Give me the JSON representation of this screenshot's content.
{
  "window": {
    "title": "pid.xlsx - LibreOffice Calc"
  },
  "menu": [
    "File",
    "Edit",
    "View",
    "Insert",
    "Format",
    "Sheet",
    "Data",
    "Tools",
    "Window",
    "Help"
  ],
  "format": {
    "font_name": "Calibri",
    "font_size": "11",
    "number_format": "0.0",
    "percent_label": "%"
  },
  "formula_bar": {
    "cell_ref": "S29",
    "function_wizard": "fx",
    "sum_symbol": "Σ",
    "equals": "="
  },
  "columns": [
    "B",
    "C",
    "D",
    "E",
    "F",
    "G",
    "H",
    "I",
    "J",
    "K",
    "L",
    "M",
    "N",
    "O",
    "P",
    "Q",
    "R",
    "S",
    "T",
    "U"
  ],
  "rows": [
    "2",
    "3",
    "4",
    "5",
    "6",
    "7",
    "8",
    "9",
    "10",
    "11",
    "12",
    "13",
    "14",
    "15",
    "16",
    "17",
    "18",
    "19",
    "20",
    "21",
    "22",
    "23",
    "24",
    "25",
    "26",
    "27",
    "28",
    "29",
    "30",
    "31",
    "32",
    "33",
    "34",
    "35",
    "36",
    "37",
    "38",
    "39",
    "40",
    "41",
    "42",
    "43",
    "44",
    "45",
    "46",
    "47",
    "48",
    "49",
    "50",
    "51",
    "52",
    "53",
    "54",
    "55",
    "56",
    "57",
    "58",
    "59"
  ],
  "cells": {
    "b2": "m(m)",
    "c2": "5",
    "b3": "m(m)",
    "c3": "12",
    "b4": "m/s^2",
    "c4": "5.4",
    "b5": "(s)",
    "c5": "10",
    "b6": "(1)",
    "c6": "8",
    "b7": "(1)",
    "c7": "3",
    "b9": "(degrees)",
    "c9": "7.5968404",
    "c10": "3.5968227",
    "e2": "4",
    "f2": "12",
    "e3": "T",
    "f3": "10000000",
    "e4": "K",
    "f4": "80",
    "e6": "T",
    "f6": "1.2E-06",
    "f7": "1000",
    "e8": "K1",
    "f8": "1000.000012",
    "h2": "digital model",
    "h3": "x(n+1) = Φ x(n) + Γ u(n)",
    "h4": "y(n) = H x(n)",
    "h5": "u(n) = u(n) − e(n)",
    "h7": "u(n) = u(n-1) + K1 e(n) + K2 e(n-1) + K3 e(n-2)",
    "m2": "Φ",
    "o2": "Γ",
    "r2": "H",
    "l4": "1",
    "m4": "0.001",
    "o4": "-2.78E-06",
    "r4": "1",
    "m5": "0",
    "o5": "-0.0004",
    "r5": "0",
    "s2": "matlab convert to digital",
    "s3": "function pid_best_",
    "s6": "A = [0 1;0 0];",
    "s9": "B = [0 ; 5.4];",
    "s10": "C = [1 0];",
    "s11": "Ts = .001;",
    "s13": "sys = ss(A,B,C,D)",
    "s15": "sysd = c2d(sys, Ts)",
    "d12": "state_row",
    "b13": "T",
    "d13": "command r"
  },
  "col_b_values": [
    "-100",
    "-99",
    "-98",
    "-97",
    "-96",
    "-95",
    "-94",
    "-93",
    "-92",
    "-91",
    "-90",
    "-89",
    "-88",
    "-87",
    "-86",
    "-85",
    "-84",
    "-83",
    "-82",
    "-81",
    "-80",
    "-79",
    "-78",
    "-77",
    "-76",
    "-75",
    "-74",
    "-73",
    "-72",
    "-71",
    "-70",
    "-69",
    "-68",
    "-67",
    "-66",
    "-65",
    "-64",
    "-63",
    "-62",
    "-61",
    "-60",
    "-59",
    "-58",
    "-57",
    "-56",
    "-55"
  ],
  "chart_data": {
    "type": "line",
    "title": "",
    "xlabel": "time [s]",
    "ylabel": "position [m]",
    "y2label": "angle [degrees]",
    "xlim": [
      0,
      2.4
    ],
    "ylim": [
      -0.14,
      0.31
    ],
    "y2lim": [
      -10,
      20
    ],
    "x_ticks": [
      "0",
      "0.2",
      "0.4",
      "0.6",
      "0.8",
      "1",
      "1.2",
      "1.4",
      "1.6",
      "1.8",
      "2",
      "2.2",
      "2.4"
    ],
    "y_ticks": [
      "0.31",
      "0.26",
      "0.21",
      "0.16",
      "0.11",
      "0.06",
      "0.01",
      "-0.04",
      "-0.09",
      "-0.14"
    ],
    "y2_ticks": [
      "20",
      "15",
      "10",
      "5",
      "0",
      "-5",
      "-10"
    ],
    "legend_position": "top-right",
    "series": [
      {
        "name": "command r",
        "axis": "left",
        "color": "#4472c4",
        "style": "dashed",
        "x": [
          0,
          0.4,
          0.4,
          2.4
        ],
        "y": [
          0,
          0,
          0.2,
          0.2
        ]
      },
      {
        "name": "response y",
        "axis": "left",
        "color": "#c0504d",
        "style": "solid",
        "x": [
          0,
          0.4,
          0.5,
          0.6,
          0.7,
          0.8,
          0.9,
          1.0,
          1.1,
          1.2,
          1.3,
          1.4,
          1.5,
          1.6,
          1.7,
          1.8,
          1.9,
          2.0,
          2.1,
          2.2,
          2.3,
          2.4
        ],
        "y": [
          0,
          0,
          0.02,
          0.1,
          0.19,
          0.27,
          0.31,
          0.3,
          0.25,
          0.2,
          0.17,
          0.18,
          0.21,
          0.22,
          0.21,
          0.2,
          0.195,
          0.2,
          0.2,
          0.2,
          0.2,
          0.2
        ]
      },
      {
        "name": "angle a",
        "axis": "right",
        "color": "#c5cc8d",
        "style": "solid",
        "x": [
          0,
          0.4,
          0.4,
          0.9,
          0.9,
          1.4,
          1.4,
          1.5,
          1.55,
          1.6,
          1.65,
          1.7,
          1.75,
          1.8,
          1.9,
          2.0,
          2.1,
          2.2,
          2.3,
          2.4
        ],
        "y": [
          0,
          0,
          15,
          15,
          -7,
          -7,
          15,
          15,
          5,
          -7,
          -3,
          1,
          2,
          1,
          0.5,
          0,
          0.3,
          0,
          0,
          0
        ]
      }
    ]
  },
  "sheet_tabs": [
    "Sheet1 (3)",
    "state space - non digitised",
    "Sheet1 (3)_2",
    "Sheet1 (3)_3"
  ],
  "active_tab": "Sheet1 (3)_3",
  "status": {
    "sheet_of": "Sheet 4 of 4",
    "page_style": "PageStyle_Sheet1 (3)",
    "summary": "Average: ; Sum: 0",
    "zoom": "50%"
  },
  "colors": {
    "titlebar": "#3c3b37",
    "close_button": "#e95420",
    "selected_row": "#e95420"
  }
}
-----
*Problem description*:
Work out how many lines in the records above contain the word "right", and reply with that number alone.

*Final result*:
2